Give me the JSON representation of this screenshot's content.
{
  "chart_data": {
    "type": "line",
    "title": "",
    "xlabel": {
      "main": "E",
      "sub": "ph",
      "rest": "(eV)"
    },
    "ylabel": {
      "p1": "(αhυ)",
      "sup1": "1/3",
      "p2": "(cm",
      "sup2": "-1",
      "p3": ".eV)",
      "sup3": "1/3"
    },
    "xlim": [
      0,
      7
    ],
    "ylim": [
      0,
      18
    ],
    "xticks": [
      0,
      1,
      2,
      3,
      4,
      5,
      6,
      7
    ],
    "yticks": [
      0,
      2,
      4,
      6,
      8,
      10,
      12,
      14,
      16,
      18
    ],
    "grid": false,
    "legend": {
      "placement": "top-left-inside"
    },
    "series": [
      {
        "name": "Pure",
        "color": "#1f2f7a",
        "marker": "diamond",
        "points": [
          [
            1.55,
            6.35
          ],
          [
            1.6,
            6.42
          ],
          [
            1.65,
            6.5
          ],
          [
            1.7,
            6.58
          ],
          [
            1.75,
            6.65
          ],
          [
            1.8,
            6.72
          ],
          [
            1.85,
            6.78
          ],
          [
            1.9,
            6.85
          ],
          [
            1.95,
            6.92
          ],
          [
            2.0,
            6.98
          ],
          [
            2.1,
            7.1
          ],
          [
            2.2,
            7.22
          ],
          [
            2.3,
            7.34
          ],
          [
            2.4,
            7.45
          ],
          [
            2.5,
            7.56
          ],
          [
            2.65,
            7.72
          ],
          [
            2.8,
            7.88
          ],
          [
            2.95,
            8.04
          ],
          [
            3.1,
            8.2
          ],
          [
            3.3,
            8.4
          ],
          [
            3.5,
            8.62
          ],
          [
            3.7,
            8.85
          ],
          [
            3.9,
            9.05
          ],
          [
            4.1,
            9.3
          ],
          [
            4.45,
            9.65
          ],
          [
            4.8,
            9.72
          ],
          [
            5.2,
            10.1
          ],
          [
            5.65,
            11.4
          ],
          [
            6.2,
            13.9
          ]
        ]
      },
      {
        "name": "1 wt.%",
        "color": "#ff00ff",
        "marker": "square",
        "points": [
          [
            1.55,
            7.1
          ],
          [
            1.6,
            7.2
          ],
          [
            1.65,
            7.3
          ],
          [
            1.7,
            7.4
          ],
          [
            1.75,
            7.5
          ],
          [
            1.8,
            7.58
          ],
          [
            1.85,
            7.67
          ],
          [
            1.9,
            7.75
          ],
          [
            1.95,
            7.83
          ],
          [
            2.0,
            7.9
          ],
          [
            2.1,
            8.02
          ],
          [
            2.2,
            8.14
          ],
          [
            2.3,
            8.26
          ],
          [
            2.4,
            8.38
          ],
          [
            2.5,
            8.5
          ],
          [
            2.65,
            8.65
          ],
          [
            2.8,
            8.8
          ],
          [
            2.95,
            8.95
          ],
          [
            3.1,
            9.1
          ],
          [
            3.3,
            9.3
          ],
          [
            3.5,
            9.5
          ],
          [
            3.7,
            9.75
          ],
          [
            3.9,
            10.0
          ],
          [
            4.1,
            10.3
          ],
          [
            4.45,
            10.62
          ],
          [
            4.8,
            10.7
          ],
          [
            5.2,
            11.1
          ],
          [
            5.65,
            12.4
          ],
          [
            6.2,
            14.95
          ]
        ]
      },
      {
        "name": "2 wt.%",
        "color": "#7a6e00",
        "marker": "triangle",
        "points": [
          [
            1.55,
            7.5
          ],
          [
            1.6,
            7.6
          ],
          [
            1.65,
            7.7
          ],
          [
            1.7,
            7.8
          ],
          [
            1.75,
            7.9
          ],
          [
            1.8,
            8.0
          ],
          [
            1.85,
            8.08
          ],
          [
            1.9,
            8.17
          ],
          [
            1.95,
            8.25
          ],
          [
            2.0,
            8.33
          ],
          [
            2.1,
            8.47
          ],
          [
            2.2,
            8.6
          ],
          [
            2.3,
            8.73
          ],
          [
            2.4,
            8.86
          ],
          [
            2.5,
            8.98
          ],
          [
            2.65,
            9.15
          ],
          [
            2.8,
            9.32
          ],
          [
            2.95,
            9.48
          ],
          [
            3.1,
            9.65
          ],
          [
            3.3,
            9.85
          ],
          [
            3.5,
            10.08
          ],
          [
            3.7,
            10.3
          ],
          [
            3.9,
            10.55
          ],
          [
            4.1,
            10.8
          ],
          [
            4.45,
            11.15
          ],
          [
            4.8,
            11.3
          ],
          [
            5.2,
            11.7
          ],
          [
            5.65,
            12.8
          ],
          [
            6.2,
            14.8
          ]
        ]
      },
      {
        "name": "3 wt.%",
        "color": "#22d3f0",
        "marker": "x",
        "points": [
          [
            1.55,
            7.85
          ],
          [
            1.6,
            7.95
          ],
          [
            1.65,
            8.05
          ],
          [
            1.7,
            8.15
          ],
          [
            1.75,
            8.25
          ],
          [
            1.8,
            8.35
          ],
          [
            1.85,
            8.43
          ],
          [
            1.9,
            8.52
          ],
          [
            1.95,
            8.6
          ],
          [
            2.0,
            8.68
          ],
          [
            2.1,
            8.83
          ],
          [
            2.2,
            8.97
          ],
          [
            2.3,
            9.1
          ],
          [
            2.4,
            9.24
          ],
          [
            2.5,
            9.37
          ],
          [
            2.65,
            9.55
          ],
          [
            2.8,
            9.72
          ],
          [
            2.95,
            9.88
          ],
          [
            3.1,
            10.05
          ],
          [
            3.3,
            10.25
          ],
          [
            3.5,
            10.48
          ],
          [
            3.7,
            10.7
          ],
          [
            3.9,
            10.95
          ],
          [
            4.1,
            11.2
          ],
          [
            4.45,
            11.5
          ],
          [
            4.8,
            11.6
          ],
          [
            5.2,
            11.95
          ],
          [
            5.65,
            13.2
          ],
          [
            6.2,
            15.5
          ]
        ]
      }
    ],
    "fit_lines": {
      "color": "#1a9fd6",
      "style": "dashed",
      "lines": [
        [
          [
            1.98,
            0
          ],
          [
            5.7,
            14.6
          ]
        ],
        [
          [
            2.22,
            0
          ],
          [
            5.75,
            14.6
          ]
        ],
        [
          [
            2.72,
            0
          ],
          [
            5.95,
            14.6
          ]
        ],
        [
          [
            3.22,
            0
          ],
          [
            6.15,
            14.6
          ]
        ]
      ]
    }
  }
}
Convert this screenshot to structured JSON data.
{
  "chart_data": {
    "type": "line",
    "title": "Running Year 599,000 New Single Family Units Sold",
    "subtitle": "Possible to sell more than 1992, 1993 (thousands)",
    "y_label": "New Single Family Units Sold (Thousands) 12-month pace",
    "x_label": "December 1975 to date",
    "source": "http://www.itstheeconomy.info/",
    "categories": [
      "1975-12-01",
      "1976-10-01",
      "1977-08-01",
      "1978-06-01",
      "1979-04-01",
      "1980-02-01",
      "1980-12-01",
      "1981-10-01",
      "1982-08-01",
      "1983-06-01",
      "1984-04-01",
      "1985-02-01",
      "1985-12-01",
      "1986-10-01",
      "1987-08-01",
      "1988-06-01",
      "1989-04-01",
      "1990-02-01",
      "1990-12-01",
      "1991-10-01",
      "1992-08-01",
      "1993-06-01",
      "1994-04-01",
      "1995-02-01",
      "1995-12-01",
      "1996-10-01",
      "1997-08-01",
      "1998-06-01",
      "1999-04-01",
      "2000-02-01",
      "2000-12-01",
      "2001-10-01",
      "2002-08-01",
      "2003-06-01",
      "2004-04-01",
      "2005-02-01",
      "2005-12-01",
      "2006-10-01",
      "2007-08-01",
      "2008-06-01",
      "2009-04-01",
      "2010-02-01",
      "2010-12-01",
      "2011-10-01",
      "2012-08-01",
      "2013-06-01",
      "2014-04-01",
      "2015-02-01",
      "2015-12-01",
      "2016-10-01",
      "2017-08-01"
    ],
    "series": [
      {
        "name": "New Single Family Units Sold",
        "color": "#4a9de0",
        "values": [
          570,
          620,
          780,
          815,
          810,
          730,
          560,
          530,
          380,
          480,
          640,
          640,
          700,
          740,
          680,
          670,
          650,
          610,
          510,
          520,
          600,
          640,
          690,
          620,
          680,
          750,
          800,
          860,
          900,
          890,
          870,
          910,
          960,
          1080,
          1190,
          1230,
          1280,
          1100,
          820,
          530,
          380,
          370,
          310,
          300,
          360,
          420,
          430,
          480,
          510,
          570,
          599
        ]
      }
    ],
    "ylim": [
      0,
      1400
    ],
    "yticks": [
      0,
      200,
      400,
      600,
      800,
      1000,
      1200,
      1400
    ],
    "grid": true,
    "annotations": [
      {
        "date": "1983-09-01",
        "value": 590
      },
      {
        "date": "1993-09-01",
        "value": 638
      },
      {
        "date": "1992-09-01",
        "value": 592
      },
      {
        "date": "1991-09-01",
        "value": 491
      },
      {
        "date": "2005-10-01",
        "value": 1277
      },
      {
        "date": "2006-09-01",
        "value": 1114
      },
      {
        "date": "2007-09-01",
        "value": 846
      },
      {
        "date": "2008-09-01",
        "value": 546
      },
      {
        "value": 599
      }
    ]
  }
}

----

* _What the task asks_
All lines that include "Units" are to be gathered and copied.

* _Answer in full_
    "title": "Running Year 599,000 New Single Family Units Sold",
    "y_label": "New Single Family Units Sold (Thousands) 12-month pace",
        "name": "New Single Family Units Sold",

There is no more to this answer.